-- Begin --

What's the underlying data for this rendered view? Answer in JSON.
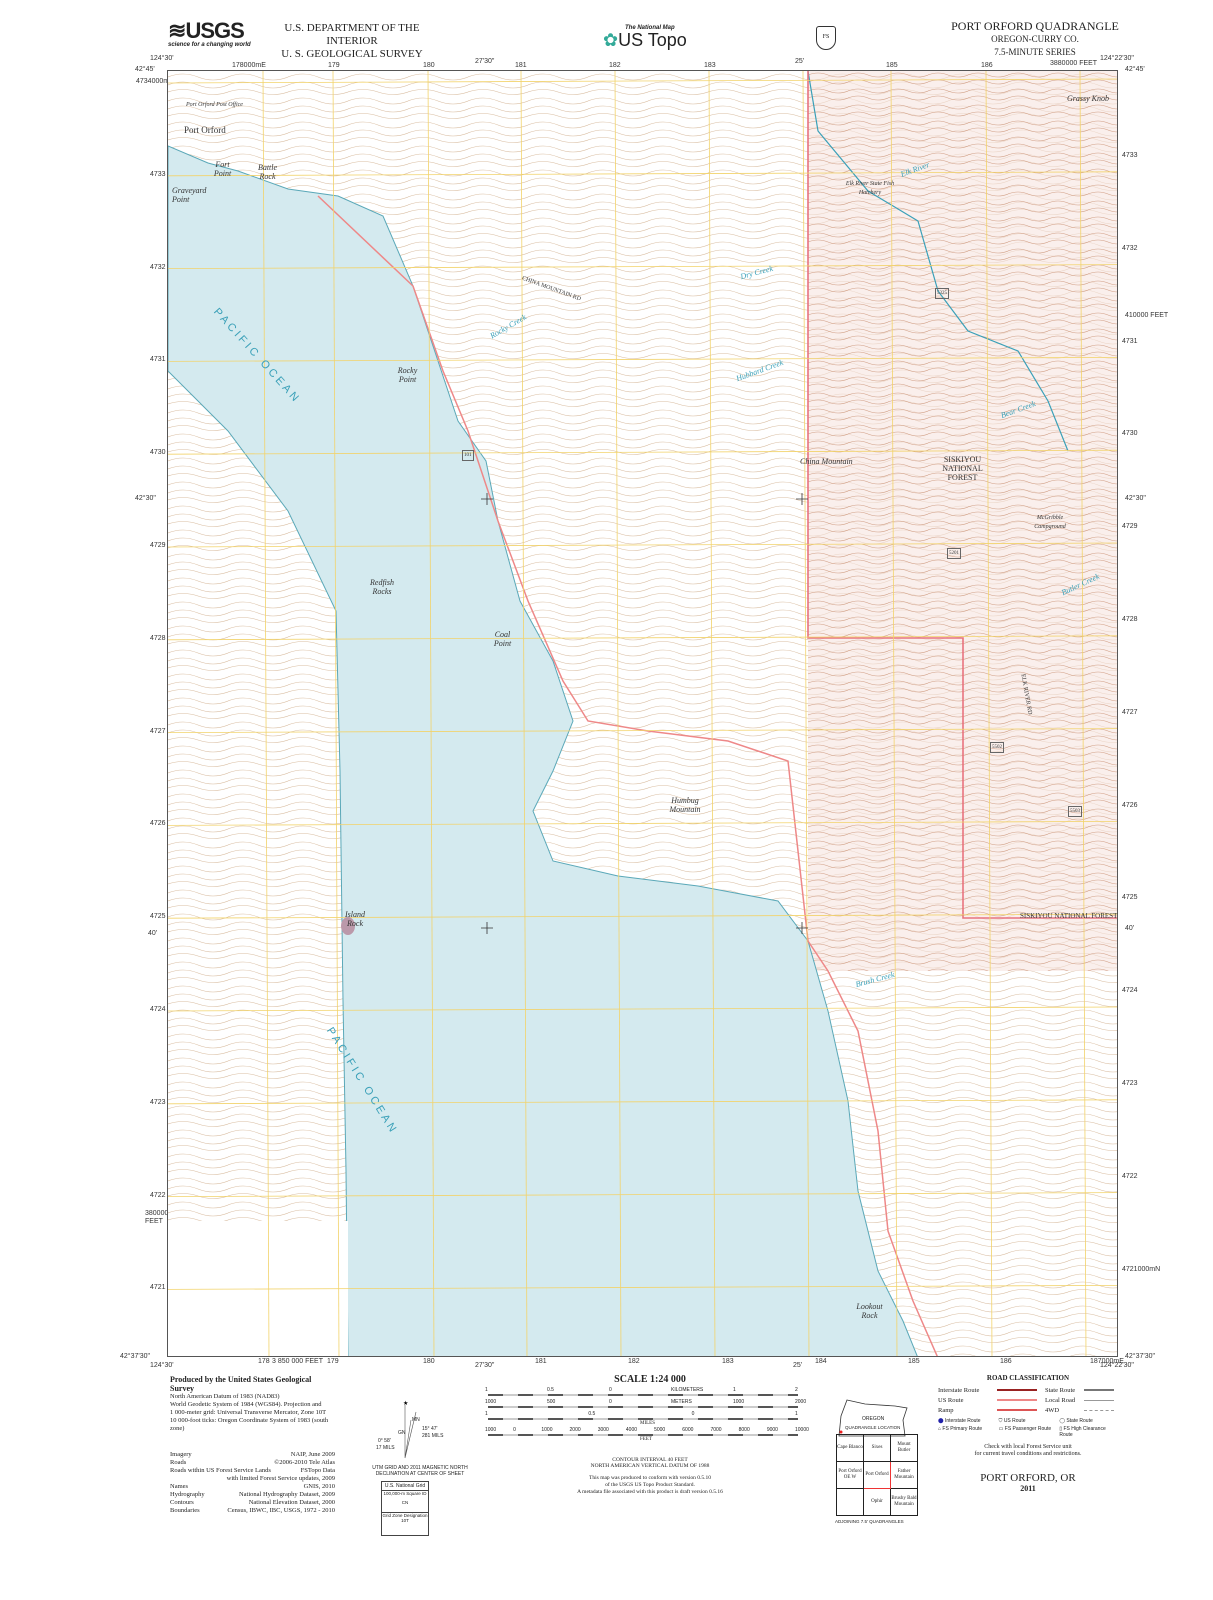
{
  "header": {
    "usgs_logo": "USGS",
    "usgs_tagline": "science for a changing world",
    "dept": "U.S. DEPARTMENT OF THE INTERIOR",
    "survey": "U. S. GEOLOGICAL SURVEY",
    "national_map": "The National Map",
    "us_topo": "US Topo",
    "title": "PORT ORFORD QUADRANGLE",
    "state_county": "OREGON-CURRY CO.",
    "series": "7.5-MINUTE SERIES"
  },
  "collar": {
    "top_left_lon": "124°30'",
    "top_mid_lon": "27'30\"",
    "top_25": "25'",
    "top_right_lon": "124°22'30\"",
    "lat_top": "42°45'",
    "lat_mid": "42°30\"",
    "lat_40": "40'",
    "lat_bottom": "42°37'30\"",
    "top_utm": [
      "178000mE",
      "179",
      "180",
      "181",
      "182",
      "183",
      "185",
      "186"
    ],
    "top_feet": "3880000 FEET",
    "left_utm": [
      "4734000mN",
      "4733",
      "4732",
      "4731",
      "4730",
      "4729",
      "4728",
      "4727",
      "4726",
      "4725",
      "4724",
      "4723",
      "4722",
      "4721"
    ],
    "right_utm": [
      "4733",
      "4732",
      "4731",
      "4730",
      "4729",
      "4728",
      "4727",
      "4726",
      "4725",
      "4724",
      "4723",
      "4722",
      "4721000mN"
    ],
    "right_feet": "410000 FEET",
    "left_feet": "380000 FEET",
    "bottom_utm": [
      "178",
      "179",
      "180",
      "181",
      "182",
      "183",
      "184",
      "185",
      "186",
      "187000mE"
    ],
    "bottom_feet": "3 850 000 FEET",
    "bottom_left_lon": "124°30'",
    "bottom_mid_lon": "27'30\"",
    "bottom_25": "25'",
    "bottom_right_lon": "124°22'30\""
  },
  "map": {
    "colors": {
      "ocean": "#d4eaef",
      "contour": "#c9a27a",
      "grid": "#f2d36b",
      "forest_boundary": "#e8737f",
      "water": "#3aa0b8",
      "road": "#888888"
    },
    "places": [
      "Port Orford",
      "Port Orford Post Office",
      "Fort Point",
      "Battle Rock",
      "Graveyard Point",
      "Rocky Point",
      "Redfish Rocks",
      "Coal Point",
      "Humbug Mountain",
      "Island Rock",
      "Lookout Rock",
      "China Mountain",
      "SISKIYOU NATIONAL FOREST",
      "McGribble Campground",
      "Elk River State Fish Hatchery",
      "Grassy Knob",
      "SISKIYOU NATIONAL FOREST"
    ],
    "water": [
      "Rocky Creek",
      "Hubbard Creek",
      "Brush Creek",
      "Bear Creek",
      "Elk River",
      "Dry Creek",
      "Butler Creek"
    ],
    "roads": [
      "CHINA MOUNTAIN RD",
      "ELK RIVER RD"
    ],
    "ocean_label": "PACIFIC OCEAN",
    "routes": [
      "101",
      "5325",
      "5201",
      "5502",
      "5503"
    ]
  },
  "footer": {
    "produced_by": "Produced by the United States Geological Survey",
    "datum_lines": [
      "North American Datum of 1983 (NAD83)",
      "World Geodetic System of 1984 (WGS84). Projection and",
      "1 000-meter grid: Universal Transverse Mercator, Zone 10T",
      "10 000-foot ticks: Oregon Coordinate System of 1983 (south zone)"
    ],
    "credits": [
      [
        "Imagery",
        "NAIP, June 2009"
      ],
      [
        "Roads",
        "©2006-2010 Tele Atlas"
      ],
      [
        "Roads within US Forest Service Lands",
        "FSTopo Data"
      ],
      [
        "",
        "with limited Forest Service updates, 2009"
      ],
      [
        "Names",
        "GNIS, 2010"
      ],
      [
        "Hydrography",
        "National Hydrography Dataset, 2009"
      ],
      [
        "Contours",
        "National Elevation Dataset, 2000"
      ],
      [
        "Boundaries",
        "Census, IBWC, IBC, USGS, 1972 - 2010"
      ]
    ],
    "declination": {
      "mn": "MN",
      "gn": "GN",
      "mn_angle": "15° 47'",
      "mn_mils": "281 MILS",
      "gn_angle": "0° 58'",
      "gn_mils": "17 MILS",
      "caption": "UTM GRID AND 2011 MAGNETIC NORTH DECLINATION AT CENTER OF SHEET"
    },
    "grid_box": {
      "title": "U.S. National Grid",
      "square": "100,000-m Square ID",
      "id": "CN",
      "zone_label": "Grid Zone Designation",
      "zone": "10T"
    },
    "scale": {
      "title": "SCALE 1:24 000",
      "km": [
        "1",
        "0.5",
        "0",
        "KILOMETERS",
        "1",
        "2"
      ],
      "m": [
        "1000",
        "500",
        "0",
        "METERS",
        "1000",
        "2000"
      ],
      "mi": [
        "1",
        "0.5",
        "0",
        "1"
      ],
      "mi_label": "MILES",
      "ft": [
        "1000",
        "0",
        "1000",
        "2000",
        "3000",
        "4000",
        "5000",
        "6000",
        "7000",
        "8000",
        "9000",
        "10000"
      ],
      "ft_label": "FEET"
    },
    "contour": "CONTOUR INTERVAL 40 FEET",
    "vdatum": "NORTH AMERICAN VERTICAL DATUM OF 1988",
    "standard": [
      "This map was produced to conform with version 0.5.10",
      "of the USGS US Topo Product Standard.",
      "A metadata file associated with this product is draft version 0.5.16"
    ],
    "oregon": "OREGON",
    "quad_location": "QUADRANGLE LOCATION",
    "adjoining": [
      [
        "Cape Blanco",
        "Sixes",
        "Mount Butler"
      ],
      [
        "Port Orford OE W",
        "Port Orford",
        "Father Mountain"
      ],
      [
        "",
        "Ophir",
        "Brushy Bald Mountain"
      ]
    ],
    "adjoining_label": "ADJOINING 7.5' QUADRANGLES",
    "road_class": {
      "title": "ROAD CLASSIFICATION",
      "items": [
        "Interstate Route",
        "US Route",
        "Ramp",
        "State Route",
        "Local Road",
        "4WD"
      ],
      "shields": [
        "Interstate Route",
        "US Route",
        "State Route",
        "FS Primary Route",
        "FS Passenger Route",
        "FS High Clearance Route"
      ],
      "note": [
        "Check with local Forest Service unit",
        "for current travel conditions and restrictions."
      ]
    },
    "name": "PORT ORFORD, OR",
    "year": "2011"
  }
}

-- End --

■ **Instruction**
Filter the entries above down to the lines containing the word "Hydrography".

■ **Answer to this task**
        "Hydrography",
        "National Hydrography Dataset, 2009"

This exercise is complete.